↓↓↓

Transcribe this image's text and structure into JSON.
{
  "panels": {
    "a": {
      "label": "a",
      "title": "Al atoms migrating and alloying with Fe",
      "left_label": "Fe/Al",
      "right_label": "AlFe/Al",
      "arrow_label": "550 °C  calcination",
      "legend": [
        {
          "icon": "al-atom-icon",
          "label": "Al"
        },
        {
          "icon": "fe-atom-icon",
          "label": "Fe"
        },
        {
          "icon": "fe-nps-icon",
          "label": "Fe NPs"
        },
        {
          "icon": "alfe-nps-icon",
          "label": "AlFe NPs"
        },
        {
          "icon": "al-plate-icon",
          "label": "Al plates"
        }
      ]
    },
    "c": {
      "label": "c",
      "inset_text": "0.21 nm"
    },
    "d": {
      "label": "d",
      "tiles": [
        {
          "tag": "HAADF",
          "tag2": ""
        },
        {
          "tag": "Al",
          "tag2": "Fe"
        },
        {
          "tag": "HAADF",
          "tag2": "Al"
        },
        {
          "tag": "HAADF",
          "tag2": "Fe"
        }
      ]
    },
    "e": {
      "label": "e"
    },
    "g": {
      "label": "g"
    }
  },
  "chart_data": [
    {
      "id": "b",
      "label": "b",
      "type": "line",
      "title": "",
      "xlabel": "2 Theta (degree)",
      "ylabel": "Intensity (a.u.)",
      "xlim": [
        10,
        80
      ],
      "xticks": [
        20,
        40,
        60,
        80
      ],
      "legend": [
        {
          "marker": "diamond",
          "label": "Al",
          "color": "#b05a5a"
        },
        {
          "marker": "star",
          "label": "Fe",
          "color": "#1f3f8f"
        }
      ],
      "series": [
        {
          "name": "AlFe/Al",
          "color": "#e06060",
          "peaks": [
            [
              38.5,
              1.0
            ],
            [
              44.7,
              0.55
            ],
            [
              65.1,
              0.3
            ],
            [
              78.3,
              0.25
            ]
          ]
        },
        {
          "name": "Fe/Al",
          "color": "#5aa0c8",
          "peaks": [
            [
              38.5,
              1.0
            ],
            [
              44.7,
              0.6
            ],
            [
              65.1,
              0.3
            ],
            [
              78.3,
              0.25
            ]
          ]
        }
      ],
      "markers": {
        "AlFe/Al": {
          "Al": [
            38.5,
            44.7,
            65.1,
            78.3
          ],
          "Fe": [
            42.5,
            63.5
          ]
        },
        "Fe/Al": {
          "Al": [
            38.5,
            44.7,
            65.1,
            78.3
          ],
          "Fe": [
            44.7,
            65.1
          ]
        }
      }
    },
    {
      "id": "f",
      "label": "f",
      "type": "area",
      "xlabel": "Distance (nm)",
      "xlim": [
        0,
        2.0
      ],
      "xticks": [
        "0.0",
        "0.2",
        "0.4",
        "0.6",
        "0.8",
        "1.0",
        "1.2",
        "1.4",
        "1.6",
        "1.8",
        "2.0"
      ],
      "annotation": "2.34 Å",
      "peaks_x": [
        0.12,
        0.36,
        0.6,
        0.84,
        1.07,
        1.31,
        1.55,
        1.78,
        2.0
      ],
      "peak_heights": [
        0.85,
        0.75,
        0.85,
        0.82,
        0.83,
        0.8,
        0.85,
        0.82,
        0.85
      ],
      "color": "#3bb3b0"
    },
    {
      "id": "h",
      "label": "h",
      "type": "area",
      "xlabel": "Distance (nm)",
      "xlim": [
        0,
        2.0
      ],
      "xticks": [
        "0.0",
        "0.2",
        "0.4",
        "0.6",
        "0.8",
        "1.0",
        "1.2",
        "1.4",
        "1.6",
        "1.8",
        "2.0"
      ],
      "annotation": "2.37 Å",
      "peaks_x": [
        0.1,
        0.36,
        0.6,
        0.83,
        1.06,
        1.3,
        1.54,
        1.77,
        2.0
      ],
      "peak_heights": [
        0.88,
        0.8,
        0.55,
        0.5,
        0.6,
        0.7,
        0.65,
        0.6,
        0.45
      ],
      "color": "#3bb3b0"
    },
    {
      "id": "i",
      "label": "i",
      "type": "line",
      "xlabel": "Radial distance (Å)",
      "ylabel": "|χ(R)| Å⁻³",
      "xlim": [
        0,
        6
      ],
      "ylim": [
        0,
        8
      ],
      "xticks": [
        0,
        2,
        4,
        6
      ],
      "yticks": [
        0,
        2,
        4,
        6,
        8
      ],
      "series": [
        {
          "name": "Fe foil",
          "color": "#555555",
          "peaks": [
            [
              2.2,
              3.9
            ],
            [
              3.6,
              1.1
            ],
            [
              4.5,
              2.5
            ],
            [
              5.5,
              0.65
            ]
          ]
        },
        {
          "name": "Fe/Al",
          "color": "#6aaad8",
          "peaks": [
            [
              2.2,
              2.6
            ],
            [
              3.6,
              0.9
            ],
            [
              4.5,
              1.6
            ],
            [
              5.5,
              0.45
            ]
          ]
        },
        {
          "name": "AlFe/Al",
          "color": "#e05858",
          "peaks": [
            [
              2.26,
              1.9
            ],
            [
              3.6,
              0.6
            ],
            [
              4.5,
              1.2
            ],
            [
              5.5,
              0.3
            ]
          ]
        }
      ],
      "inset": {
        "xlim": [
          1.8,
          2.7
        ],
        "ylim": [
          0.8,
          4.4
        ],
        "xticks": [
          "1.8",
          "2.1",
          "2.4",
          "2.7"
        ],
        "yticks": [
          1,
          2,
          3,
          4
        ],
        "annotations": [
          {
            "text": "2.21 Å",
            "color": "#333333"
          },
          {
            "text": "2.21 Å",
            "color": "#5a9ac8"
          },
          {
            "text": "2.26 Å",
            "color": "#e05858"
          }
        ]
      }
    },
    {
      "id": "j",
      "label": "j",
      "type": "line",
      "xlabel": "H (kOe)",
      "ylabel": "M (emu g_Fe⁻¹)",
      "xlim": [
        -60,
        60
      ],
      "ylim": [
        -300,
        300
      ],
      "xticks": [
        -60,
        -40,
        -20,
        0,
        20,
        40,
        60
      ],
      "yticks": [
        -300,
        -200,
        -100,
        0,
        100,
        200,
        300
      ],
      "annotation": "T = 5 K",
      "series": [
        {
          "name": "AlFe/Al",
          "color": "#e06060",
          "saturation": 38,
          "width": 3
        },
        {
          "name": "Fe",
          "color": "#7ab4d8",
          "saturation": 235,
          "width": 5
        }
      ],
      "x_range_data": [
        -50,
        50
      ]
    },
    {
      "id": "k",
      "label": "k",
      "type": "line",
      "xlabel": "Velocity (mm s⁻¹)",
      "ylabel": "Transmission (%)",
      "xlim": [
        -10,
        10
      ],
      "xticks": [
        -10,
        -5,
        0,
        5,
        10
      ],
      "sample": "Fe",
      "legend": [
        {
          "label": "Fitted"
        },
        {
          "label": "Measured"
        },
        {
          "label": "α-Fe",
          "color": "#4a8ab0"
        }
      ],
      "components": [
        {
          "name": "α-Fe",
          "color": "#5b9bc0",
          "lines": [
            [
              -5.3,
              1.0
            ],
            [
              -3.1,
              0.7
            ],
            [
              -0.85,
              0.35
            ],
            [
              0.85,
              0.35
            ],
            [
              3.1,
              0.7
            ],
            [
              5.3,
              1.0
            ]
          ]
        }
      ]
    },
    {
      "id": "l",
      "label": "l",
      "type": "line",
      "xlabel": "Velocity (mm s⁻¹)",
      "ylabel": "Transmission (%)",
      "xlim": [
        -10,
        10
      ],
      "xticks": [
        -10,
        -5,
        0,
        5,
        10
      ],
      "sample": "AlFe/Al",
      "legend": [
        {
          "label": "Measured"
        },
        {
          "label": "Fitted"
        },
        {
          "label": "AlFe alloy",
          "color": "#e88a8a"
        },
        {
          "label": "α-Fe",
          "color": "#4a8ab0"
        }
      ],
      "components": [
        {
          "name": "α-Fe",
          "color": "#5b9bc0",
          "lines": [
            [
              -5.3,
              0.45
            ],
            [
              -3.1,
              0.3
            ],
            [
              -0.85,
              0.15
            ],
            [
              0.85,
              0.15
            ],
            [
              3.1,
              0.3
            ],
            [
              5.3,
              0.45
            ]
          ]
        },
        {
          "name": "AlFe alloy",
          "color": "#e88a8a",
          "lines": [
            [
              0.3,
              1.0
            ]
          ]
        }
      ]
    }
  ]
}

↑↑↑

**WRITTEN EXERCISE:** Only lines holding the string "xlabel" are wanted; gather each one from the entries above.

**FINAL RESULT:**
      "xlabel": "2 Theta (degree)",
      "xlabel": "Distance (nm)",
      "xlabel": "Distance (nm)",
      "xlabel": "Radial distance (Å)",
      "xlabel": "H (kOe)",
      "xlabel": "Velocity (mm s⁻¹)",
      "xlabel": "Velocity (mm s⁻¹)",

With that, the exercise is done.